Spiritualità e teologia

Il pensiero spirituale e la perfezione cristiana

Pubblicate nel 1830, le Massime di perfezione cristiana rappresentano una delle migliori sintesi degli elementi più caratteristici della spiritualità rosminiana. Il linguaggio, semplice ed immediato come si conviene ad uno scritto di meditazione rivolto a tutti, consente un approccio diretto al testo anche da parte del lettore contemporaneo, il quale tuttavia non deve lasciarsi fuorviare dall'apparente facilità del dettato, che nasconde una notevole complessità e ricchezza di motivi. L'esordio mette in chiaro che la perfezione evangelica non è affare riservato a pochi specialisti dello spirito, ma è una realtà alla portata di tutti i cristiani. Essa «consiste nella piena esecuzione de' due precetti della carità di Dio e del prossimo» (Massime di perfezione, 2, p. 33). La perfezione cristiana non è dunque altro che «perfezione di amore», «carità perfetta» (Massime di perfezione, 3, p. 33 e 7, p. 34). Le sei «massime» che Rosmini andrà via via presentando sono le tappe di realizzazione di tale perfezione.
La prima massima richiede al cristiano di coltivare sempre con intensità dentro di sé l'infinito mistero dell'amore Dio, senza lasciare che il suo spirito venga imprigionato dalla forza attrattiva delle cose puramente mondane: «Non bisognerà già che si smarrisca il cristiano né punto né poco, o che s'arresti, se le cose esterne fanno la loro impressione sopra di lui; ma egli dee ricorrere alla concentrazione del suo cuore, e ivi ripristinare senza posa il desiderio [...] di esser caro a Dio infinitamente» (Massime di perfezione, 7 e 10, pp. 39-40).
La seconda massima vuole che il cristiano alimenti il suo amore verso la chiesa pensandola sempre come realtà voluta e amata da Dio. La chiesa è la comunità dei cristiani radicata nella successione apostolica e fondata sul primato di Pietro. Essa non può essere amata se la si considera solo in qualche sua espressione parziale e limitata. La perfezione cristiana non richiede che tutto ciò che sta nella chiesa debba essere amato, ma che sia amata la chiesa nella sua totalità essenziale. Il cristiano «dee dare i suoi affetti a tutta intera l'immacolata sposa di Gesù Cristo, ma non così a tutto ciò che potrebbe formarne una parte» (Massime di perfezione, 4, p. 41).

Righe da un dataset di layout
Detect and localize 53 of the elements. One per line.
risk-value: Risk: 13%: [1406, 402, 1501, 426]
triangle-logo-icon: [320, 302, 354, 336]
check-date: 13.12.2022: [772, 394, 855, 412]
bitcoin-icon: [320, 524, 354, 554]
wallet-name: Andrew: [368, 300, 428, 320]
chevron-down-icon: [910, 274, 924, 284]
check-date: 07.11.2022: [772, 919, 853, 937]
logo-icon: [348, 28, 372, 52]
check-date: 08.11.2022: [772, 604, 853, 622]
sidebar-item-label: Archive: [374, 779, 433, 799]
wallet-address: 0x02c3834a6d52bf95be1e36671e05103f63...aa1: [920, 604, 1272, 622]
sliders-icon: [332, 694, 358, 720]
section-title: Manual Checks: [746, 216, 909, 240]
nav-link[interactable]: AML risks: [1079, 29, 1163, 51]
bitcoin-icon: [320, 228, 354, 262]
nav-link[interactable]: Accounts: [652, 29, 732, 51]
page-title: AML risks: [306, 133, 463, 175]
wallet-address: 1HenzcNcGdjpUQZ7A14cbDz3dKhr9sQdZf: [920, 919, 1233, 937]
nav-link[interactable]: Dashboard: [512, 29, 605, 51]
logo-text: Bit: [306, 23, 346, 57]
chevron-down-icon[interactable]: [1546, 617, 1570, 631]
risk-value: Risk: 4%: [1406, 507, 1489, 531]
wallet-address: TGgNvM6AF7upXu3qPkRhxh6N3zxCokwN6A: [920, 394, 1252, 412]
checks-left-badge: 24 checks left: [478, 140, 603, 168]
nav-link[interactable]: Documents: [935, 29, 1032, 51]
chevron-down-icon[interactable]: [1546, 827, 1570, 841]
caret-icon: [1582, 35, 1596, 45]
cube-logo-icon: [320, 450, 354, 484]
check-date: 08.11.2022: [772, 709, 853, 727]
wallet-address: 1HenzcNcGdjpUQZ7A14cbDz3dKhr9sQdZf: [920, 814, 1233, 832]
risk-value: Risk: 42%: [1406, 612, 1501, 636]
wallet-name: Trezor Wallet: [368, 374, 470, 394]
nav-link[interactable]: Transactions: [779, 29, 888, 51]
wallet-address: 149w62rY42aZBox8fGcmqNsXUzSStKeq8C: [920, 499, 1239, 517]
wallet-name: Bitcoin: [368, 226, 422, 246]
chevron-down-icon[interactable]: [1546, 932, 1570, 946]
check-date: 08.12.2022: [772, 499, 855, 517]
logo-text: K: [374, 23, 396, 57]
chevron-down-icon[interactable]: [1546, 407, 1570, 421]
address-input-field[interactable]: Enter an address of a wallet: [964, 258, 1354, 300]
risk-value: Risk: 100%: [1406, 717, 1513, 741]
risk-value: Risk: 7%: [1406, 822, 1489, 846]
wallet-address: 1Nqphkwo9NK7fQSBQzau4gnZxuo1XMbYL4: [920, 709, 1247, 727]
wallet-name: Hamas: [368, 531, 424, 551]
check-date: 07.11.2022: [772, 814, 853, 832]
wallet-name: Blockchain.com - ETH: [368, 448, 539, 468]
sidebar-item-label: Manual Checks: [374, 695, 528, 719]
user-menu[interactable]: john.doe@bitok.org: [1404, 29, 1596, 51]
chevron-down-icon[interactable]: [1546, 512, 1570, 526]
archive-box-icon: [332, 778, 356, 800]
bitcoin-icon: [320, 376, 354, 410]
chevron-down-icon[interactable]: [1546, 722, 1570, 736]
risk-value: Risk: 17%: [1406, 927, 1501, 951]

(Esercizi scritti):
1. Trascrivi tali e quali le righe dei record, dall'inizio dei record fino alla riga che contiene "sliders-icon: [332, 694, 358, 720]", entrambe comprese.
2. Prosegui il brano sulle Massime di perfezione cristiana di Rosmini a partire dall'ultima frase riportata.

(Risposte):
1.
Detect and localize 53 of the elements. One per line.
risk-value: Risk: 13%: [1406, 402, 1501, 426]
triangle-logo-icon: [320, 302, 354, 336]
check-date: 13.12.2022: [772, 394, 855, 412]
bitcoin-icon: [320, 524, 354, 554]
wallet-name: Andrew: [368, 300, 428, 320]
chevron-down-icon: [910, 274, 924, 284]
check-date: 07.11.2022: [772, 919, 853, 937]
logo-icon: [348, 28, 372, 52]
check-date: 08.11.2022: [772, 604, 853, 622]
sidebar-item-label: Archive: [374, 779, 433, 799]
wallet-address: 0x02c3834a6d52bf95be1e36671e05103f63...aa1: [920, 604, 1272, 622]
sliders-icon: [332, 694, 358, 720]

2.
La terza massima completa la precedente suggerendo al cristiano di allontanare da sé ogni zelo eccessivo per i destini della chiesa. Anche quando «gli avvenimenti paressero contrari al bene della chiesa», egli deve «godere una perfetta tranquillità, e conservare un gaudio pieno». Il cristiano sa infatti che la chiesa non è un'istituzione puramente storica affidata alle cure dell'uomo, ma è e rimane sempre una realtà misteriosa sostenuta e guidata dallo stesso Spirito di Dio. Ciò non vieta in assoluto che si possa intervenire per porre rimedio ai mali presenti nella chiesa, purché lo si faccia nei dovuti modi e solo di fronte alla «manifesta volontà del Signore» (Massime di perfezioene, 2, p. 45).
La quarta massima è quella della tranquillità, e vuole dal cristiano la totale libertà da ogni forma di nervosismo e di ansia. Il ricco insensato del Vangelo, travolto dai suoi progetti e dalle sue preoccupazioni per il domani, finisce col perdere tutto. Gli uccelli del cielo e i gigli del campo, senza seminare, né mietere, né filare, né tessere hanno invece ogni giorno da Dio cibo e vestito. Rosmini non vuole esaltare la pigrizia o l'inattività. Questa massima non vieta al cristiano l'azione e l'impegno. Ciò che vieta è «la sollecitudine», «l'ansietà», «la preoccupazione» che troppo spesso accompagnano l'azione. (Massime di perfezione, 16, pp. 51-52).
La quinta massima invita il cristiano né più né meno che a «riconoscere intimamente il proprio nulla», la propria «infermità» e «nichilità», e a farlo non in modo generico e sentimentale, ma con la massima lucidità e metodicità: «Il cristiano dee avere scritte nella mente le ragioni del suo nulla: prima quelle che provano il nulla di tutte le cose; poi quelle che umiliano specialmente l'uomo; in terzo luogo quelle che umiliano la sua persona» (Massime di perfezione, 3, p. 55).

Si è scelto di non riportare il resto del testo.